PAGE TEXT =>
- - - - - - -
Troubleshooting with a Management Plane

Recall from Chapter 1 that the management plane resides a level above the control plane and operates across multiple homogeneous and heterogeneous service mesh clusters. Among other uses, a management plane can perform workload and mesh configuration validation—whether in preparation for onboarding a workload onto the mesh or in continuously vetting their configuration as you update to new versions of components running your control and data planes or new versions of your applications. Let’s walk through a vetting exercise to run a series of checks against your existing workload configuration (and your service mesh configuration). To do so, install and start Meshery by downloading its CLI management tool, mesheryctl, using the commands shown in Example 11-1.

Example 11-1. Steps to locally installing the Meshery management plane
$ sudo curl -L https://git.io/mesheryctl -o /usr/local/bin/mesheryctl
$ sudo chmod a+x /usr/local/bin/mesheryctl
$ mesheryctl start

For ongoing validation of your configuration, install Meshery in your cluster(s). If the Meshery UI doesn’t load automatically, open it at http://localhost:9081. Depending on your environment, Meshery will automatically connect your cluster(s), analyze your mesh and workload configuration, and highlight divergence from configuration best practices or suggest remediation to problem areas of your deployment, as depicted in Figure 11-2.

iuar 1102
Figure 11-2. Meshery identifying orphaned service mesh configurations

Parlaying with kubectl

As noted in the context of troubleshooting Pilot in Chapter 7, Meshery and istioctl are powerful tools in assessing the synchronization of and coordination between Istio’s control-plane components and its data-plane service proxies. In Kubernetes environments, Meshery and istioctl both use kubectl exec under the hood. The invocation of kubectl exec involves execution over one of two HTTP streaming protocols from your local kubectl CLI to the Kubernetes API server on to the kubelet local to the node running the service proxy being interrogated by either Meshery or the istioctl command.

The specific mechanics of these two HTTP streaming protocols depend on which version of Kubernetes and which container runtime you’re using; the Kubernetes API server supports the SPDY protocol (now deprecated) and HTTP/2 WebSockets. (If WebSockets are unfamiliar, simply think of WebSockets as a protocol that transforms HTTP into a bidirectional byte-streaming protocol.) On top of that stream, the Kubernetes API server introduces an additional multiplexed streaming protocol. The reason for this is that, for many use cases, it is quite useful for the API server to be able to service multiple independent byte streams. Consider, for example, executing a command within a container. In this case, there are actually three streams that need to be maintained: stdin, stderr, and stdout.
- - - - - - -
ITEMS =>
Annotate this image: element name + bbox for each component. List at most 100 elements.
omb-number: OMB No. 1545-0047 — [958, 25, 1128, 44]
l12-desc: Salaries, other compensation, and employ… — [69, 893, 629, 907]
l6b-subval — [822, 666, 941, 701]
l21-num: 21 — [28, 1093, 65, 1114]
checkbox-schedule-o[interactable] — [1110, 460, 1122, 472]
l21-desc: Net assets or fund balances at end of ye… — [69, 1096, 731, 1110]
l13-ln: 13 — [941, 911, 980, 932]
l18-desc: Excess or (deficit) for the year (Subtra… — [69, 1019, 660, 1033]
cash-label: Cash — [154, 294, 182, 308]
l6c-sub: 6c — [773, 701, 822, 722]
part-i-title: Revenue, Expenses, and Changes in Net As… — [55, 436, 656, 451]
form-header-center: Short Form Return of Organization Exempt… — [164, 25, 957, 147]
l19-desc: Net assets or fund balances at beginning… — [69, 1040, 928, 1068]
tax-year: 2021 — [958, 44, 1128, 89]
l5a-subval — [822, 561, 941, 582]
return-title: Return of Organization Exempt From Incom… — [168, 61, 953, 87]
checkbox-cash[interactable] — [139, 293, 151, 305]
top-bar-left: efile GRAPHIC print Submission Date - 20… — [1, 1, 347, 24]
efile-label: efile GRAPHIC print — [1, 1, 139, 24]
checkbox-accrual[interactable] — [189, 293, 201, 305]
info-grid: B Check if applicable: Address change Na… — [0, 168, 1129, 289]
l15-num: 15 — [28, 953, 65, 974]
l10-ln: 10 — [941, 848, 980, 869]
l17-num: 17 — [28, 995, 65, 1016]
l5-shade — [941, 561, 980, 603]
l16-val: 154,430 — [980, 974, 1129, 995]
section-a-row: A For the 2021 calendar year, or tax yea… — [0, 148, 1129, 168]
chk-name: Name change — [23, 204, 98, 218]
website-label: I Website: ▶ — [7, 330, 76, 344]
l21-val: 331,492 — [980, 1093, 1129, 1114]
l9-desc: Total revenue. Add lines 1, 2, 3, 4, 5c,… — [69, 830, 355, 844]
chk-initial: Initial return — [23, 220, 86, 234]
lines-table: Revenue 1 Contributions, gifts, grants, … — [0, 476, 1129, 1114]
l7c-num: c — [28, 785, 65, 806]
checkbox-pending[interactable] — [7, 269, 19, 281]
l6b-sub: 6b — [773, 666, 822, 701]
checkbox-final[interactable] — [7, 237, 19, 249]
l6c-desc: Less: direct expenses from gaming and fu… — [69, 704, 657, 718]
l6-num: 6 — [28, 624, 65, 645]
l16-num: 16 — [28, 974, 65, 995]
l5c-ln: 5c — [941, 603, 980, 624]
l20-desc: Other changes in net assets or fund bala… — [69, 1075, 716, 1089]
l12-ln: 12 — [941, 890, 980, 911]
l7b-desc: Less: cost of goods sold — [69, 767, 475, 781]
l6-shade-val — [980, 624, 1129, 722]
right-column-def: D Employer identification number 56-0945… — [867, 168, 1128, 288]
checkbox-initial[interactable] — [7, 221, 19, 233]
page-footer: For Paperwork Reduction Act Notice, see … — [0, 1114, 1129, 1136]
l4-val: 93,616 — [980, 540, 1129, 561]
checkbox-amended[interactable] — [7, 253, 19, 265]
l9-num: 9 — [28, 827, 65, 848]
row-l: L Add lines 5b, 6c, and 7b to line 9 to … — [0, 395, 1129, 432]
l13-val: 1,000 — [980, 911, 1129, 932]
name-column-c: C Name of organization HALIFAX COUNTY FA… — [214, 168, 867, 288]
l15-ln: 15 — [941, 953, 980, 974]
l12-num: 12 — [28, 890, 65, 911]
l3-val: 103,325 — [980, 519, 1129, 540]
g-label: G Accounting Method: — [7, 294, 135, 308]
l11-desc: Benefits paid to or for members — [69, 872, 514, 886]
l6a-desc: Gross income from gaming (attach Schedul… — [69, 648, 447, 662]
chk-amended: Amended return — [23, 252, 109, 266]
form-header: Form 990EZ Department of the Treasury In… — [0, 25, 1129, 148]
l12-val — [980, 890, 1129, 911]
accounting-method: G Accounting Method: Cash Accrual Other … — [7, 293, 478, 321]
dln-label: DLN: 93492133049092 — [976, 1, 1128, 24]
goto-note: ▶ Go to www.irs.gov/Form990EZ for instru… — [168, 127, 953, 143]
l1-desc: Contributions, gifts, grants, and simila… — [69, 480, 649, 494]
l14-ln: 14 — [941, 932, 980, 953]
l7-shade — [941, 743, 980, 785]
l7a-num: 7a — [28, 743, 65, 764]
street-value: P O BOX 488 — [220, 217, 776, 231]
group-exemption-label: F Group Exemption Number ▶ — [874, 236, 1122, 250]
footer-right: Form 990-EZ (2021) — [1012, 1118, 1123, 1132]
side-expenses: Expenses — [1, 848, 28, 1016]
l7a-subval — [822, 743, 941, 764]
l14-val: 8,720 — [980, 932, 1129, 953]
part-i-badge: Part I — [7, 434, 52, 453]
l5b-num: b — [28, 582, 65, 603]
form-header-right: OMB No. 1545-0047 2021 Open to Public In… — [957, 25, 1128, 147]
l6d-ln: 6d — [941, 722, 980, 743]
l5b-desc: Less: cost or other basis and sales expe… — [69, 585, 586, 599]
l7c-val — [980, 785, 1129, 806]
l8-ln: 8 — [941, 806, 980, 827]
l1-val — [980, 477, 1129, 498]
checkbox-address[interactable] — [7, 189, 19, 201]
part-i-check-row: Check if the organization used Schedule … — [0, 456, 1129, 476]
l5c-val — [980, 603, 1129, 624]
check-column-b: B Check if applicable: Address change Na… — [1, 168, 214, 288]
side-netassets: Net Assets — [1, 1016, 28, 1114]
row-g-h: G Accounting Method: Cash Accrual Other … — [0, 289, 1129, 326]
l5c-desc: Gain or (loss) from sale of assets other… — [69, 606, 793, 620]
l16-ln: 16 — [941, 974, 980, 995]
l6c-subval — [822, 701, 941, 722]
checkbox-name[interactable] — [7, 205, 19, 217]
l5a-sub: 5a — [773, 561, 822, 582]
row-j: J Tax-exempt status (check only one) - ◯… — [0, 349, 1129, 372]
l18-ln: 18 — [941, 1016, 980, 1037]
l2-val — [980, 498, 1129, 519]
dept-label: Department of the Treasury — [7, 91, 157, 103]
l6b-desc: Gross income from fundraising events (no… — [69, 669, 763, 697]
- - - - - - -
YOUR OBJECTIVE => In the text on troubleshooting with a management plane, which three streams must be maintained when a command is executed within a container?

TASK SOLUTION => stdin, stderr, and stdout